Pick out the lines containing "detached".

^^^^^^^^

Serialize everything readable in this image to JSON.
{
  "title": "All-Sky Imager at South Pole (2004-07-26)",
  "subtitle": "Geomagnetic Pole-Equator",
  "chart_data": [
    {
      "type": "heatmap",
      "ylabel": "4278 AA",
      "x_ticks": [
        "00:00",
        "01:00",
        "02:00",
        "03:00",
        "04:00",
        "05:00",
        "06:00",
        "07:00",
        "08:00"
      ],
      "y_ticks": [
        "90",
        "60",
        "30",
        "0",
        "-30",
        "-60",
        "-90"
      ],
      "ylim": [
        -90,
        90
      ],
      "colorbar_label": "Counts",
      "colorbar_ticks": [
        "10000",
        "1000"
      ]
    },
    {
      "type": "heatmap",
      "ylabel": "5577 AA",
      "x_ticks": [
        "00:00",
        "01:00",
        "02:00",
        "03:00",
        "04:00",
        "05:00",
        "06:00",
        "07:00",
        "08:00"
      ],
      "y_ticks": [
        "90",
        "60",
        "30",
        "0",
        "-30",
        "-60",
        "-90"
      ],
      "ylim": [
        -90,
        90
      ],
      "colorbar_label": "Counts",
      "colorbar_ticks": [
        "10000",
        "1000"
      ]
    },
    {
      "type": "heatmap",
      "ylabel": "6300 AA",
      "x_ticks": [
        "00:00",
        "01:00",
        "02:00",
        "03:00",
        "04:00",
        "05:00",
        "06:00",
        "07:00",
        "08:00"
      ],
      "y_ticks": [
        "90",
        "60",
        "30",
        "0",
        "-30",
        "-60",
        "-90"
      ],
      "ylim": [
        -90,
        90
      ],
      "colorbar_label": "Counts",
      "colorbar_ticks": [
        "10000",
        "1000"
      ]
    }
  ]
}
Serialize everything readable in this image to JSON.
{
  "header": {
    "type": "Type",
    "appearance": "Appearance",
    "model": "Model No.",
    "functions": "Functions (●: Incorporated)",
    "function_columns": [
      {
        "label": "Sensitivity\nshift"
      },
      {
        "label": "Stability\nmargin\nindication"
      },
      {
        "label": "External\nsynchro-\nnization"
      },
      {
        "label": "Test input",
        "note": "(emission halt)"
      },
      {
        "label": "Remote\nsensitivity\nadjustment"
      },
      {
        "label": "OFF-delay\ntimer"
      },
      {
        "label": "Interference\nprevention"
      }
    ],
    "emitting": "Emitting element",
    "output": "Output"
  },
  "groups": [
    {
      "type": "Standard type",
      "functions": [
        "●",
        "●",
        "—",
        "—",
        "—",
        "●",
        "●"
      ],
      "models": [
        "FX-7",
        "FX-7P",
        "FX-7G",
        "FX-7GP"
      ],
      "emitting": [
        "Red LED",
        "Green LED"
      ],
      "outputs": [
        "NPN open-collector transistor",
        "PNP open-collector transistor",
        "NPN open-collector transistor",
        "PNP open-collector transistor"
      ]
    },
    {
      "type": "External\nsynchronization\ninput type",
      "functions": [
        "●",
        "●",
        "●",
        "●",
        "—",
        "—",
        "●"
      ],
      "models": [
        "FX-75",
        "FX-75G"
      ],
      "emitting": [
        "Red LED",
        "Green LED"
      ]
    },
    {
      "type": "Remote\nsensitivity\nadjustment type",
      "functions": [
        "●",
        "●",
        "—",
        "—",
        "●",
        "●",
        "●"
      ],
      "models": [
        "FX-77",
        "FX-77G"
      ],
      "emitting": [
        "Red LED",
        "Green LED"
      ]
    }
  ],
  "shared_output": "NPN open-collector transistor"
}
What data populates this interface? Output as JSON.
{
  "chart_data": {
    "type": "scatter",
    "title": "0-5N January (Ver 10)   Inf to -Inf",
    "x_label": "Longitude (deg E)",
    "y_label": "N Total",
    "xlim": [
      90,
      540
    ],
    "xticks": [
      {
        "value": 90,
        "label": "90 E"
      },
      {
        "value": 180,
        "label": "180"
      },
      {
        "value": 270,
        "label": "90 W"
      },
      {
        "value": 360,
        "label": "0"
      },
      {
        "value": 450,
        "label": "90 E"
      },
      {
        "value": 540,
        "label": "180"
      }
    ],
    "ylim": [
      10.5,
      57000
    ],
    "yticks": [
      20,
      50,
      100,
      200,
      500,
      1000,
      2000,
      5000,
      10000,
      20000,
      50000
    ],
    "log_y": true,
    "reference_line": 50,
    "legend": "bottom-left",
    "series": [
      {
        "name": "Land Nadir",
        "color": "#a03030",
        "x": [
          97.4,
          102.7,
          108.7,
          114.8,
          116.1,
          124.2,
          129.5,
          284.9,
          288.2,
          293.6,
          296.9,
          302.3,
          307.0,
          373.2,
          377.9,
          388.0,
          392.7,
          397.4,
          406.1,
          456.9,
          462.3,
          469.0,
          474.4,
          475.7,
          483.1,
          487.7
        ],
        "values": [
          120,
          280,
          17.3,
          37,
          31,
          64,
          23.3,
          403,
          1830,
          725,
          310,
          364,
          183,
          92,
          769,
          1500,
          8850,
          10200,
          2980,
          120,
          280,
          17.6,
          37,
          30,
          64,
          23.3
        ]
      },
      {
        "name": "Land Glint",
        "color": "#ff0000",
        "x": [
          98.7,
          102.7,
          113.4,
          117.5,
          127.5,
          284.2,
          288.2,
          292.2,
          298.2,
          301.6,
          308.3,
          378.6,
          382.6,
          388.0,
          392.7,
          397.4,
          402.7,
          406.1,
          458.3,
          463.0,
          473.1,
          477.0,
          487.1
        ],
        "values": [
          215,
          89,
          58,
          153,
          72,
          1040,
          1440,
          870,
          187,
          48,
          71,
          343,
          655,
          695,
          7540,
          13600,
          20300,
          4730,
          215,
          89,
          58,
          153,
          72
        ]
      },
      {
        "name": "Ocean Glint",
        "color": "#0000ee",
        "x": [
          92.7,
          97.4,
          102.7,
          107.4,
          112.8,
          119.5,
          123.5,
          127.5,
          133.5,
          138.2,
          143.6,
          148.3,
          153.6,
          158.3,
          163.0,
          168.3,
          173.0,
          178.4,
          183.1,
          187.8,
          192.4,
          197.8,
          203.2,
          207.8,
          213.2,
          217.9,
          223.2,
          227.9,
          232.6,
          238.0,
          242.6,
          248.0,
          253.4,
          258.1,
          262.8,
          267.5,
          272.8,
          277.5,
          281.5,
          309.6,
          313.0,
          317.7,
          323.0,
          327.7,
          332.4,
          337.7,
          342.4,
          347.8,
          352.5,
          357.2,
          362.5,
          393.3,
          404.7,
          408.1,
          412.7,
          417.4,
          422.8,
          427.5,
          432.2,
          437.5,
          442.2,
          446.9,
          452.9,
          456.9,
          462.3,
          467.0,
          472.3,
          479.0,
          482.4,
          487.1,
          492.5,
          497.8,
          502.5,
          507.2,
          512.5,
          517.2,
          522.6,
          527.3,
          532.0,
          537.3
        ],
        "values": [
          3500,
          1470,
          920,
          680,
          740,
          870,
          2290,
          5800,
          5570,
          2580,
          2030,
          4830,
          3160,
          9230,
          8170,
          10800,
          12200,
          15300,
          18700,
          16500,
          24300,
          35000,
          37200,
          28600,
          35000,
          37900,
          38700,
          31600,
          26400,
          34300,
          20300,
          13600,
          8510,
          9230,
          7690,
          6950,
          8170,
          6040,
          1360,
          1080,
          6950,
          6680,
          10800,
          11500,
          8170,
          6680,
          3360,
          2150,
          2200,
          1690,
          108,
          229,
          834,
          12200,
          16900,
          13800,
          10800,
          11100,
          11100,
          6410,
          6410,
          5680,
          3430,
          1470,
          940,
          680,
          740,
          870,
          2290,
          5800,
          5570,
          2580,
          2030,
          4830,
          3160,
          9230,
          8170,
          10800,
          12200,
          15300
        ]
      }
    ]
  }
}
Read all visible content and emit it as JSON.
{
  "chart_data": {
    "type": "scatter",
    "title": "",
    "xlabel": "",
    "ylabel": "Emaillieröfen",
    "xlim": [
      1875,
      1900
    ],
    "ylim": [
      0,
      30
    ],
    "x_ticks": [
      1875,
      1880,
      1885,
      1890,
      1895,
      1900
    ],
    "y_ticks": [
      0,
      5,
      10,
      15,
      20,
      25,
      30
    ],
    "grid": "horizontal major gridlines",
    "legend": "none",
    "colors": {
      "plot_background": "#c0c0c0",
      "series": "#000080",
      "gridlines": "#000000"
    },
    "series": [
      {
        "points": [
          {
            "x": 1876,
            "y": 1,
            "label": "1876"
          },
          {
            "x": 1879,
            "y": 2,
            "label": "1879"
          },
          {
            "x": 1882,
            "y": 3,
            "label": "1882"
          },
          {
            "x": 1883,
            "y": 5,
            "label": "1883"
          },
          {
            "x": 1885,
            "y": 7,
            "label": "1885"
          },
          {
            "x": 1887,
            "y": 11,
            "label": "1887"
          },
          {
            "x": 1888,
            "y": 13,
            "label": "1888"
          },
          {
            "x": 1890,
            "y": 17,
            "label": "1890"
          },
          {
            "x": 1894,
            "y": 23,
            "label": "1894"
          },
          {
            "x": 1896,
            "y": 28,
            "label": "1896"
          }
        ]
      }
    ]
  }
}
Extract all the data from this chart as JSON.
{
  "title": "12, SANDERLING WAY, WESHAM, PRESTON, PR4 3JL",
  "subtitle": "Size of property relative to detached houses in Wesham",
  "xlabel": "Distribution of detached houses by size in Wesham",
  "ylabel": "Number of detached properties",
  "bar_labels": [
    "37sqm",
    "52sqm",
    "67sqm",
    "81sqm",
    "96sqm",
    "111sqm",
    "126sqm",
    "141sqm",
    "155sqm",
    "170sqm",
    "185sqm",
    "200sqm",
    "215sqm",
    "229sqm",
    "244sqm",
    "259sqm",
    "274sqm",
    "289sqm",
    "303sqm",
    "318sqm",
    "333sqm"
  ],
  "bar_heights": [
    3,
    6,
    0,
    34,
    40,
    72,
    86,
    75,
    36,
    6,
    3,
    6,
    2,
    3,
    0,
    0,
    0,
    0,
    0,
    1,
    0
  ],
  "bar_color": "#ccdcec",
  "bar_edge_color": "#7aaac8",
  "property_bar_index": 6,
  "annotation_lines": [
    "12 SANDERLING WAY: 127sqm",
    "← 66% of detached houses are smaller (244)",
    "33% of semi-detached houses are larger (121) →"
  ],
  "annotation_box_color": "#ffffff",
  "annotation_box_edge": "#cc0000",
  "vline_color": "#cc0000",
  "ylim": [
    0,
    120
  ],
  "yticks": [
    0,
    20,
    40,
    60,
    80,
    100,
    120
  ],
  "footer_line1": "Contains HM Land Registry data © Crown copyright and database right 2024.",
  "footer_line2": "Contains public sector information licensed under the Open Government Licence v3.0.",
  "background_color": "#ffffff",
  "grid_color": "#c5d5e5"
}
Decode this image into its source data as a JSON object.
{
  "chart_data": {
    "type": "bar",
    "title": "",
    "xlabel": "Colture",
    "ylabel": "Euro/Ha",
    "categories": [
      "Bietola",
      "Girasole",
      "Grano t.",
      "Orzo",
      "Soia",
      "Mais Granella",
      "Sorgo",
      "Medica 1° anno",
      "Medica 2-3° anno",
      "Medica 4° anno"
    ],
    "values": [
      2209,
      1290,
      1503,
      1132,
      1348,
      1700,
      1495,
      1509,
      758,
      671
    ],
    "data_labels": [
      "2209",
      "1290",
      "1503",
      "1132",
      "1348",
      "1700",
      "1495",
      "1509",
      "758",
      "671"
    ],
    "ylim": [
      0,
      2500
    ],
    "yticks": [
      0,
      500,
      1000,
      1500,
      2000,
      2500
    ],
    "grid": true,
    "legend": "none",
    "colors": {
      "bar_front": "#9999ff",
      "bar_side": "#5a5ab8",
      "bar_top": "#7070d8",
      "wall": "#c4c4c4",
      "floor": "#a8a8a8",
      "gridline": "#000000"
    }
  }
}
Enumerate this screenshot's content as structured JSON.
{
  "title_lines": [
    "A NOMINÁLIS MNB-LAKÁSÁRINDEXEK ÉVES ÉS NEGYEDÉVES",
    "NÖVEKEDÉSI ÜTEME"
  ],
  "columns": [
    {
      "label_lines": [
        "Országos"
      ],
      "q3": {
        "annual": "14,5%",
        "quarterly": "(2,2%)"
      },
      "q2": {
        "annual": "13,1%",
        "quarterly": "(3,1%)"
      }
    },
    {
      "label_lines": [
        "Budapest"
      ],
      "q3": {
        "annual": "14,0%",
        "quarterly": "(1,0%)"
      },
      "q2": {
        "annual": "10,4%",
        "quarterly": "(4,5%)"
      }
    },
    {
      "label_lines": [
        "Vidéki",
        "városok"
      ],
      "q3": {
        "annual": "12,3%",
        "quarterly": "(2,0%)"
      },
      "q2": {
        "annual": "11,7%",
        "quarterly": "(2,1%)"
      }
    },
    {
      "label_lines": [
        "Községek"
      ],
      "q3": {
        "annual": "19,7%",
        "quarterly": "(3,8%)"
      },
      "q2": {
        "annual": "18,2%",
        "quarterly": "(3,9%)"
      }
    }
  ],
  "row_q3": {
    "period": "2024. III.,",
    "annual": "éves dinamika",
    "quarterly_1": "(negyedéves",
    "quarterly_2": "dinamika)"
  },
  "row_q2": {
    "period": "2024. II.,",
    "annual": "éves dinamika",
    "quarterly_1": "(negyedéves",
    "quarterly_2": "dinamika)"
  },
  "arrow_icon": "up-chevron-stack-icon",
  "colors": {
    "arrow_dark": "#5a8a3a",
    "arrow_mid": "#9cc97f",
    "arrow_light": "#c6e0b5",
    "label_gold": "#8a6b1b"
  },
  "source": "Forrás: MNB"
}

^^^^^^^^

* **Written solution**:
  "subtitle": "Size of property relative to detached houses in Wesham",
  "xlabel": "Distribution of detached houses by size in Wesham",
  "ylabel": "Number of detached properties",
    "← 66% of detached houses are smaller (244)",
    "33% of semi-detached houses are larger (121) →"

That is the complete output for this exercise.